Problem details: Reproduce every line of the entries below verbatim, omitting the pictures.

Given data:
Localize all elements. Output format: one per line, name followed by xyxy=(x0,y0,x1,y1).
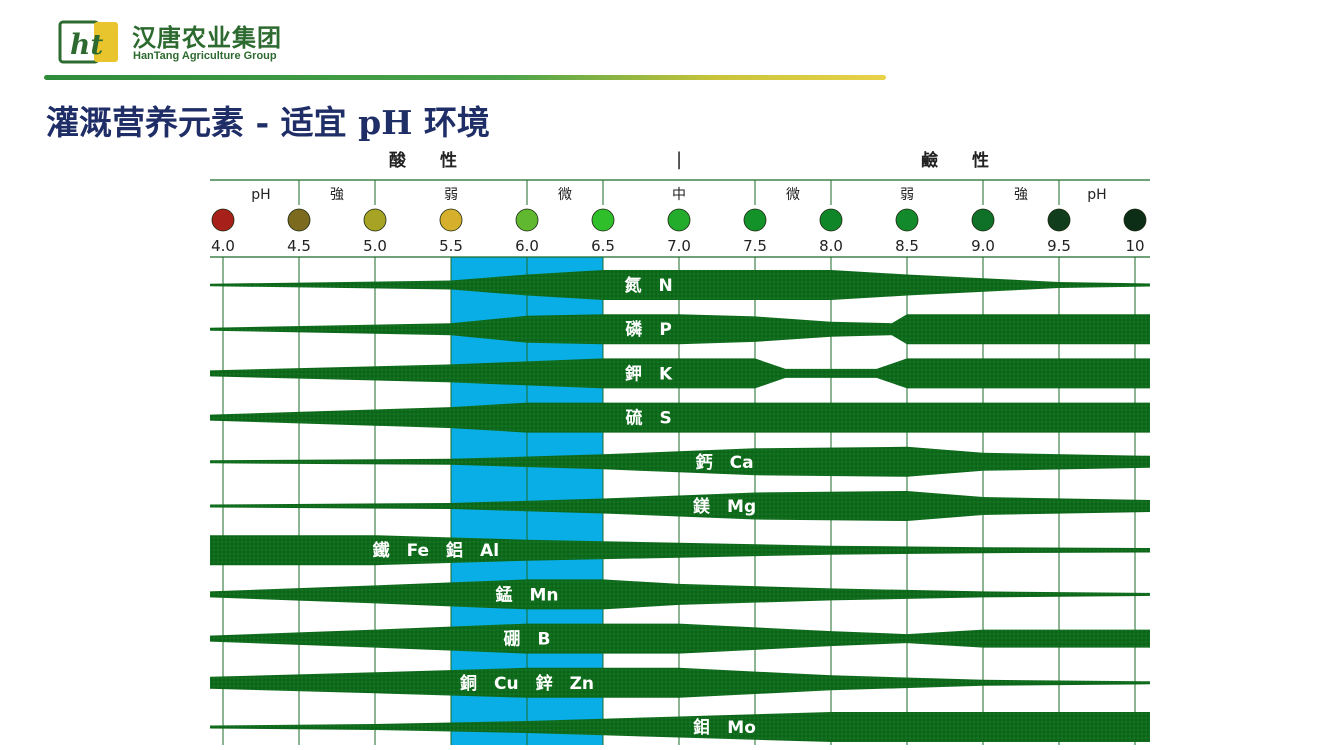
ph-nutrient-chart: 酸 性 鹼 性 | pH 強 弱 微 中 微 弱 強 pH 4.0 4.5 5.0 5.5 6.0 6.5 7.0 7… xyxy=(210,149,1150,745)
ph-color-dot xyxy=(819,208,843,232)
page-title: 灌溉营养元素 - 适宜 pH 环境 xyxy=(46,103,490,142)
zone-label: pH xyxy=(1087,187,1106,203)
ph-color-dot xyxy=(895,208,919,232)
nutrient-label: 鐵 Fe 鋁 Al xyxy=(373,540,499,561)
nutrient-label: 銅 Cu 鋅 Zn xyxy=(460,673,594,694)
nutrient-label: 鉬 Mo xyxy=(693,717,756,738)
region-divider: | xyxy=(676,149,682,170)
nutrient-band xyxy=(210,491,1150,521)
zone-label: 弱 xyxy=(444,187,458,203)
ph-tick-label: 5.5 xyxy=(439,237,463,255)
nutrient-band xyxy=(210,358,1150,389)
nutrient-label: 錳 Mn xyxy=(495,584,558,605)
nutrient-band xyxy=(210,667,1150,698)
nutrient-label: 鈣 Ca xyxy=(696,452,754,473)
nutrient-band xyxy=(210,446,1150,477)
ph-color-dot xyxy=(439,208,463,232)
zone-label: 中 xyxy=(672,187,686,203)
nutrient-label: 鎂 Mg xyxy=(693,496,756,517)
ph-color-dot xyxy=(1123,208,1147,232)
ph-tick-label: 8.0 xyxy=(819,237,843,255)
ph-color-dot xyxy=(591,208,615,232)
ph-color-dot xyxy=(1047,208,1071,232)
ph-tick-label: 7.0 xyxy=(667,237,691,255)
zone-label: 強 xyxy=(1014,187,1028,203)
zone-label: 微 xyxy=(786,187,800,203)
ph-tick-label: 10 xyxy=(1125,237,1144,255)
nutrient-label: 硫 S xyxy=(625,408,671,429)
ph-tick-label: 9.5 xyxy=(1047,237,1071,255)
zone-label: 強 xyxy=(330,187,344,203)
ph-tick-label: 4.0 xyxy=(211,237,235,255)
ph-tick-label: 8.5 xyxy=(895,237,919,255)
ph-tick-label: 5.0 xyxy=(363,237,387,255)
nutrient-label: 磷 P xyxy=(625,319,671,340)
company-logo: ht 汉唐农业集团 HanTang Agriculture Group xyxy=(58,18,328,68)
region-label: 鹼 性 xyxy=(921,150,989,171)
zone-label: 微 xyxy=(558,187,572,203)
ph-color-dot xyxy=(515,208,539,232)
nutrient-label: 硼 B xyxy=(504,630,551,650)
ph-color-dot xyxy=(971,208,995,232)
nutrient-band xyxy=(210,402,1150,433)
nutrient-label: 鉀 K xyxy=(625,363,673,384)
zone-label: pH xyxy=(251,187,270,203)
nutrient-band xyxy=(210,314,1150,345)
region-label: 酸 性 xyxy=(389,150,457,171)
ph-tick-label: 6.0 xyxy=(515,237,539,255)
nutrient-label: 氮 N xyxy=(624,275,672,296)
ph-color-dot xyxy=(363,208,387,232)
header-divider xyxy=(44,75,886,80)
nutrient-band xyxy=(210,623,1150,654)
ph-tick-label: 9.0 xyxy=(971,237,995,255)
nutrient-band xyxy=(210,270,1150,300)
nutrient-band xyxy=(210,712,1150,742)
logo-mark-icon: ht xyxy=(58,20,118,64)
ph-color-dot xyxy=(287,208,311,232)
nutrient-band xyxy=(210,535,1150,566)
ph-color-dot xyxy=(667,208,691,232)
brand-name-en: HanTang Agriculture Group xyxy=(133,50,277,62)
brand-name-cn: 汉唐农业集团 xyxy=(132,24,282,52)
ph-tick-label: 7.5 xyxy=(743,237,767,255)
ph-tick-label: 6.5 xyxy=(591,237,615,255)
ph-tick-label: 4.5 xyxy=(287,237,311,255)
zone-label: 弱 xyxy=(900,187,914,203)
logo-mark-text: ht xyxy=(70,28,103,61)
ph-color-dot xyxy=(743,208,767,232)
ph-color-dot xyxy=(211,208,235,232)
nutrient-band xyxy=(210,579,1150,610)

Answer below:
Localize all elements. Output format: one per line, name followed by xyxy=(x0,y0,x1,y1).
ph-nutrient-chart: 酸 性 鹼 性 | pH 強 弱 微 中 微 弱 強 pH 4.0 4.5 5.0 5.5 6.0 6.5 7.0 7… xyxy=(210,149,1150,745)
ph-color-dot xyxy=(819,208,843,232)
page-title: 灌溉营养元素 - 适宜 pH 环境 xyxy=(46,103,490,142)
zone-label: pH xyxy=(1087,187,1106,203)
ph-color-dot xyxy=(895,208,919,232)
nutrient-label: 鐵 Fe 鋁 Al xyxy=(373,540,499,561)
nutrient-label: 銅 Cu 鋅 Zn xyxy=(460,673,594,694)
nutrient-label: 鉬 Mo xyxy=(693,717,756,738)
region-divider: | xyxy=(676,149,682,170)
nutrient-band xyxy=(210,491,1150,521)
zone-label: 弱 xyxy=(444,187,458,203)
ph-tick-label: 5.5 xyxy=(439,237,463,255)
nutrient-band xyxy=(210,358,1150,389)
nutrient-label: 錳 Mn xyxy=(495,584,558,605)
nutrient-band xyxy=(210,667,1150,698)
nutrient-label: 鈣 Ca xyxy=(696,452,754,473)
nutrient-band xyxy=(210,446,1150,477)
ph-color-dot xyxy=(439,208,463,232)
zone-label: 中 xyxy=(672,187,686,203)
nutrient-label: 鎂 Mg xyxy=(693,496,756,517)
ph-color-dot xyxy=(1123,208,1147,232)
ph-tick-label: 8.0 xyxy=(819,237,843,255)
ph-color-dot xyxy=(591,208,615,232)
ph-color-dot xyxy=(1047,208,1071,232)
ph-tick-label: 7.0 xyxy=(667,237,691,255)
zone-label: 強 xyxy=(1014,187,1028,203)
zone-label: 微 xyxy=(786,187,800,203)
ph-tick-label: 10 xyxy=(1125,237,1144,255)
nutrient-label: 硫 S xyxy=(625,408,671,429)
ph-tick-label: 9.5 xyxy=(1047,237,1071,255)
zone-label: 強 xyxy=(330,187,344,203)
ph-tick-label: 4.0 xyxy=(211,237,235,255)
ph-tick-label: 8.5 xyxy=(895,237,919,255)
ph-tick-label: 5.0 xyxy=(363,237,387,255)
nutrient-label: 磷 P xyxy=(625,319,671,340)
company-logo: ht 汉唐农业集团 HanTang Agriculture Group xyxy=(58,18,328,68)
region-label: 鹼 性 xyxy=(921,150,989,171)
zone-label: 微 xyxy=(558,187,572,203)
ph-color-dot xyxy=(515,208,539,232)
nutrient-label: 硼 B xyxy=(504,630,551,650)
ph-color-dot xyxy=(971,208,995,232)
nutrient-band xyxy=(210,402,1150,433)
nutrient-label: 鉀 K xyxy=(625,363,673,384)
zone-label: pH xyxy=(251,187,270,203)
nutrient-band xyxy=(210,314,1150,345)
region-label: 酸 性 xyxy=(389,150,457,171)
ph-tick-label: 6.0 xyxy=(515,237,539,255)
nutrient-label: 氮 N xyxy=(624,275,672,296)
ph-color-dot xyxy=(363,208,387,232)
header-divider xyxy=(44,75,886,80)
nutrient-band xyxy=(210,623,1150,654)
ph-tick-label: 9.0 xyxy=(971,237,995,255)
nutrient-band xyxy=(210,270,1150,300)
nutrient-band xyxy=(210,712,1150,742)
logo-mark-icon: ht xyxy=(58,20,118,64)
ph-color-dot xyxy=(287,208,311,232)
nutrient-band xyxy=(210,535,1150,566)
ph-color-dot xyxy=(667,208,691,232)
brand-name-en: HanTang Agriculture Group xyxy=(133,50,277,62)
brand-name-cn: 汉唐农业集团 xyxy=(132,24,282,52)
ph-tick-label: 7.5 xyxy=(743,237,767,255)
ph-tick-label: 6.5 xyxy=(591,237,615,255)
ph-tick-label: 4.5 xyxy=(287,237,311,255)
zone-label: 弱 xyxy=(900,187,914,203)
logo-mark-text: ht xyxy=(70,28,103,61)
ph-color-dot xyxy=(743,208,767,232)
ph-color-dot xyxy=(211,208,235,232)
nutrient-band xyxy=(210,579,1150,610)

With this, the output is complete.